> EXERCISE OBJECTIVE
Copy the rows word for word, starting at the one containing "Give me the" and ending at the one containing "upper-cover-line [449, 159, 551, 301]", both included. Leave the pictures out of your copy.

-- Start ITEMS --

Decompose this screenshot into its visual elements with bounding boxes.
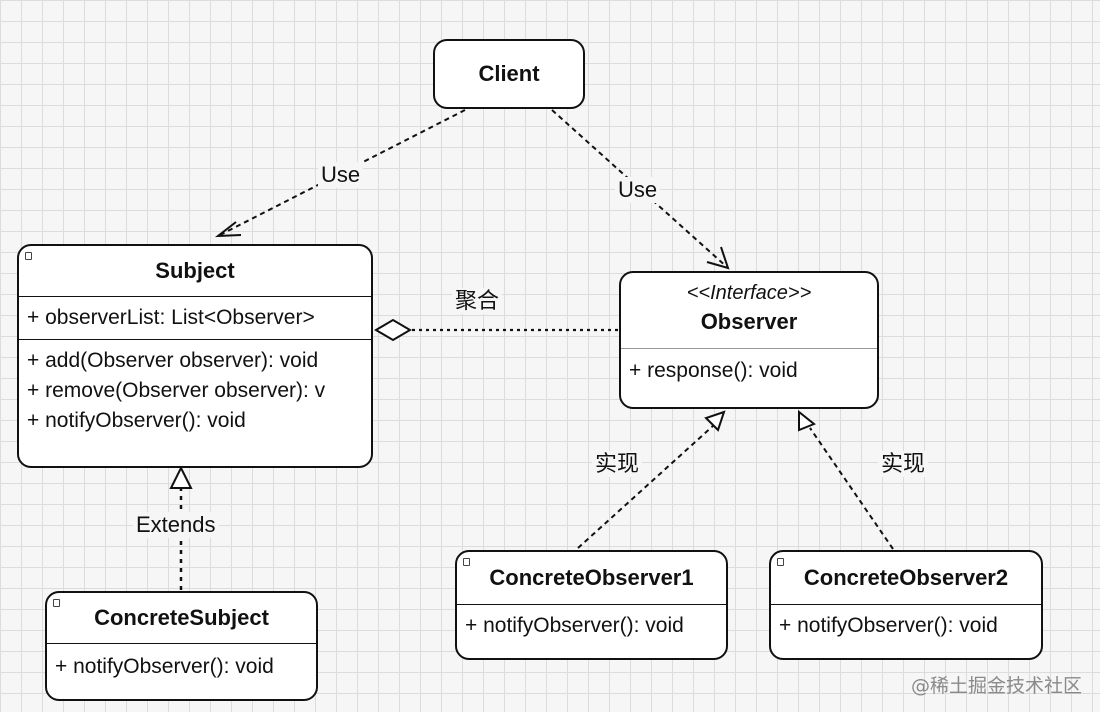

-- End ITEMS --
-- Start ITEMS --

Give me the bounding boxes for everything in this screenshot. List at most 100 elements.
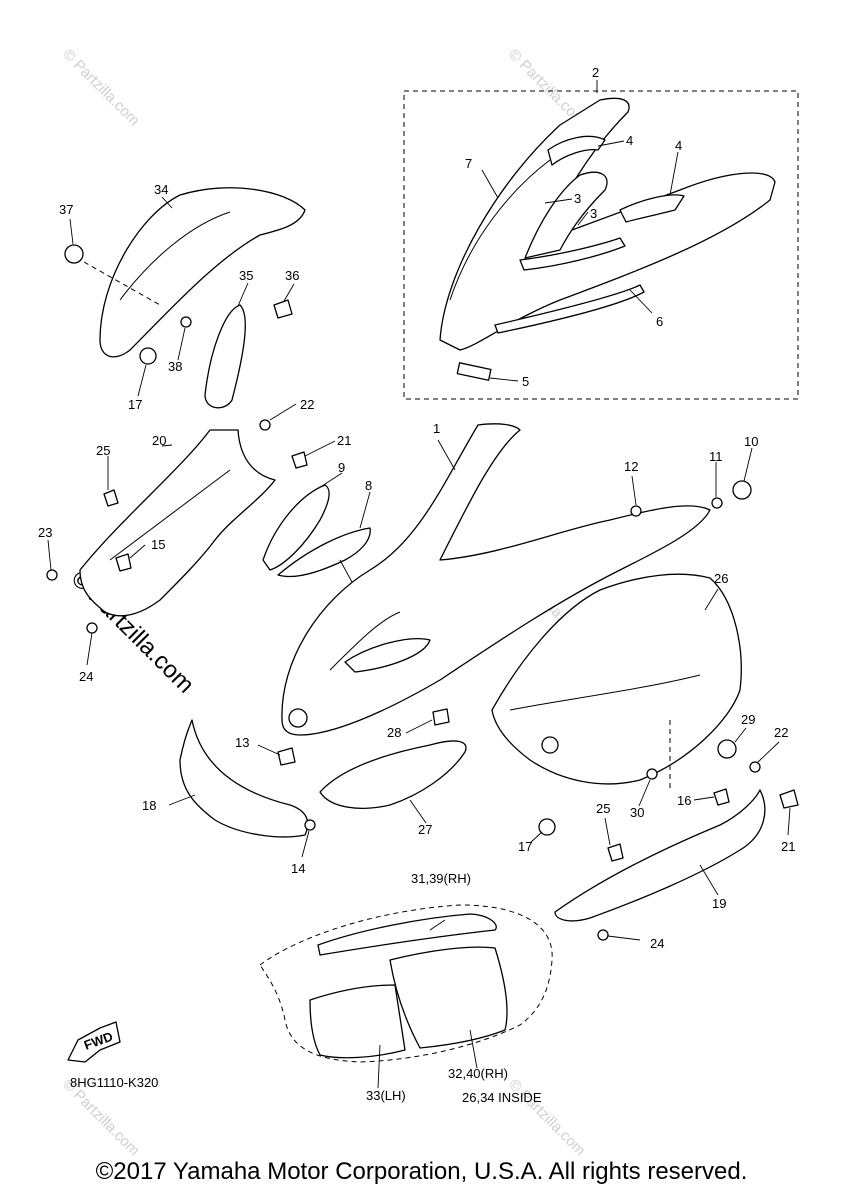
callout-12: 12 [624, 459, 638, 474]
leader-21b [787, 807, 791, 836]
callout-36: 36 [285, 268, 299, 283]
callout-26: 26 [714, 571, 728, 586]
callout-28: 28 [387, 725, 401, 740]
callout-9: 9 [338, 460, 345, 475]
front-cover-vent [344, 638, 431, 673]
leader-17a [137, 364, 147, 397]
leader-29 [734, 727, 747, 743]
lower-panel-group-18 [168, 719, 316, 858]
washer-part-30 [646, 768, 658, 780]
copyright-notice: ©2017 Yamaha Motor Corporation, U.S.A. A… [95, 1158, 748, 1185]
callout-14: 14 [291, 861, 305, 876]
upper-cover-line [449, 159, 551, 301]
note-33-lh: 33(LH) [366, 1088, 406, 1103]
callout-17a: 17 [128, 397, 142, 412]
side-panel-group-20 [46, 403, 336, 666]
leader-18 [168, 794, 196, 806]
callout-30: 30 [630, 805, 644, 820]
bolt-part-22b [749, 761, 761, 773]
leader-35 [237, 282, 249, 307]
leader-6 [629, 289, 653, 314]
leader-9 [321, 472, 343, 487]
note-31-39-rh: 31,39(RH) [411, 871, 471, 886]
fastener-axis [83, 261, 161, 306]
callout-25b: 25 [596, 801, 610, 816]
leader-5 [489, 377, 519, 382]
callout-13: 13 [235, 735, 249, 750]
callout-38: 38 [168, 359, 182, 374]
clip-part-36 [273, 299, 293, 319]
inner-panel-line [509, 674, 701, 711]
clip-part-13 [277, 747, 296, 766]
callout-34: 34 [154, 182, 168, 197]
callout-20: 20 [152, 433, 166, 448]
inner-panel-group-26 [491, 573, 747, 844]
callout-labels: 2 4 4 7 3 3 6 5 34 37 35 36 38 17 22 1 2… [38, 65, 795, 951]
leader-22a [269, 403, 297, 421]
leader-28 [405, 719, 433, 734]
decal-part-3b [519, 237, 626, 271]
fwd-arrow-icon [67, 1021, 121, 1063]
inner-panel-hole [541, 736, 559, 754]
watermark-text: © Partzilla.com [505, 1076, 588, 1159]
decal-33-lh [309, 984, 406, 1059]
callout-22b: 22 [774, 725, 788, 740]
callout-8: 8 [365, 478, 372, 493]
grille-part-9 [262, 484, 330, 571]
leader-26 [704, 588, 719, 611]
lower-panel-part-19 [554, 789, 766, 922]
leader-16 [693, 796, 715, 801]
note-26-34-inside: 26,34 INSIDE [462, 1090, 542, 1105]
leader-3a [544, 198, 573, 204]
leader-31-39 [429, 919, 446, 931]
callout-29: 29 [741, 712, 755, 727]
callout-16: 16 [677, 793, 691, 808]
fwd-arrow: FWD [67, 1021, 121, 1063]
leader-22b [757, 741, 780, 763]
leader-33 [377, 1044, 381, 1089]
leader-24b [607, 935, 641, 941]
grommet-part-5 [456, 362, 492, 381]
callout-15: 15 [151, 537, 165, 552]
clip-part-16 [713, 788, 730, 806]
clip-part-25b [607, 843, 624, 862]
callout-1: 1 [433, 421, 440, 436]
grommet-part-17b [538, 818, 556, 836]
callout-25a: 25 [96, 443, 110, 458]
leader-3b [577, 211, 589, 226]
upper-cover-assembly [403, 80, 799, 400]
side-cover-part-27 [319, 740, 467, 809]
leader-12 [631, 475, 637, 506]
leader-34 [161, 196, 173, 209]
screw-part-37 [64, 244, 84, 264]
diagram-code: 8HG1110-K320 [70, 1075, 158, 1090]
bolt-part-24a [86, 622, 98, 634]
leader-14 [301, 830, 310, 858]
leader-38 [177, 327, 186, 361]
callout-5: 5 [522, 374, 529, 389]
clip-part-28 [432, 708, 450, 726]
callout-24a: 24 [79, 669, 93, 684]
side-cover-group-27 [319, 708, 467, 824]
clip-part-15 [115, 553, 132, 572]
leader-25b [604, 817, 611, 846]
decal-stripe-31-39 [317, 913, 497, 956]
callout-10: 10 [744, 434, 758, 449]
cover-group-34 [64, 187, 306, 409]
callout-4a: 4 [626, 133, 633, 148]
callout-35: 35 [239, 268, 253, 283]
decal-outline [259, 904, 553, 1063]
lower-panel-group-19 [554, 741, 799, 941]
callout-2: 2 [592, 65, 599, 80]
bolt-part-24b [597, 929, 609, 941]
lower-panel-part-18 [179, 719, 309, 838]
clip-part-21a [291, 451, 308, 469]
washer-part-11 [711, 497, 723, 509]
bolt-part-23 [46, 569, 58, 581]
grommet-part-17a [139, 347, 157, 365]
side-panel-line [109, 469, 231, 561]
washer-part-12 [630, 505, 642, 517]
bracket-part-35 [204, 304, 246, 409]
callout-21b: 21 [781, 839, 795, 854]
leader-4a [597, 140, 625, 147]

-- End ITEMS --

> RIGHT ANSWER
Give me the bounding boxes for everything in this screenshot. List at most 100 elements.
callout-12: 12 [624, 459, 638, 474]
leader-21b [787, 807, 791, 836]
callout-36: 36 [285, 268, 299, 283]
callout-26: 26 [714, 571, 728, 586]
callout-28: 28 [387, 725, 401, 740]
callout-9: 9 [338, 460, 345, 475]
front-cover-vent [344, 638, 431, 673]
leader-17a [137, 364, 147, 397]
leader-29 [734, 727, 747, 743]
lower-panel-group-18 [168, 719, 316, 858]
washer-part-30 [646, 768, 658, 780]
copyright-notice: ©2017 Yamaha Motor Corporation, U.S.A. A… [95, 1158, 748, 1185]
callout-14: 14 [291, 861, 305, 876]
upper-cover-line [449, 159, 551, 301]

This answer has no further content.